┌─ INFORMATION SUPPLIED

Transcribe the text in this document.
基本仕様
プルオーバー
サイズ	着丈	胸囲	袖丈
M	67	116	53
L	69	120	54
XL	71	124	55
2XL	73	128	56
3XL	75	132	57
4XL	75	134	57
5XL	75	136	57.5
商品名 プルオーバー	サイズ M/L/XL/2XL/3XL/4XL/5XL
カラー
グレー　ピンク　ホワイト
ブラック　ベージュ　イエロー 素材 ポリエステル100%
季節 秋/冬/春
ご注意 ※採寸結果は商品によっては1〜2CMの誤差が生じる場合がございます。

└─
┌─ INFORMATION SUPPLIED

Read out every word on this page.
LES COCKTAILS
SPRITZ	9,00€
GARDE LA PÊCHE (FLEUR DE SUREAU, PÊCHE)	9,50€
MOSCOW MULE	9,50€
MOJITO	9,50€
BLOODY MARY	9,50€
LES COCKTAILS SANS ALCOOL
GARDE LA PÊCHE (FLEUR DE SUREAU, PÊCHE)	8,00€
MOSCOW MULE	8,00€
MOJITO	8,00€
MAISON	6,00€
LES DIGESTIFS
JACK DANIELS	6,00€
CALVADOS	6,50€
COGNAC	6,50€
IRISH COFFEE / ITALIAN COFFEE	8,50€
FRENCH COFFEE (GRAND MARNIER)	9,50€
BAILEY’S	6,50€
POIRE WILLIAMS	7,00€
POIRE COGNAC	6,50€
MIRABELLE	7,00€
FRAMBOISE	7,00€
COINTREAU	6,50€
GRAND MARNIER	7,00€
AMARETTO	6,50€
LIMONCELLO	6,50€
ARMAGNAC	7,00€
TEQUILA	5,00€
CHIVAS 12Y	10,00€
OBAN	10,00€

└─

# SET EXERCISE
Counting only lines of the data above that hold "GARDE", report the total and nothing else.

# COMPLETE RESPONSE
2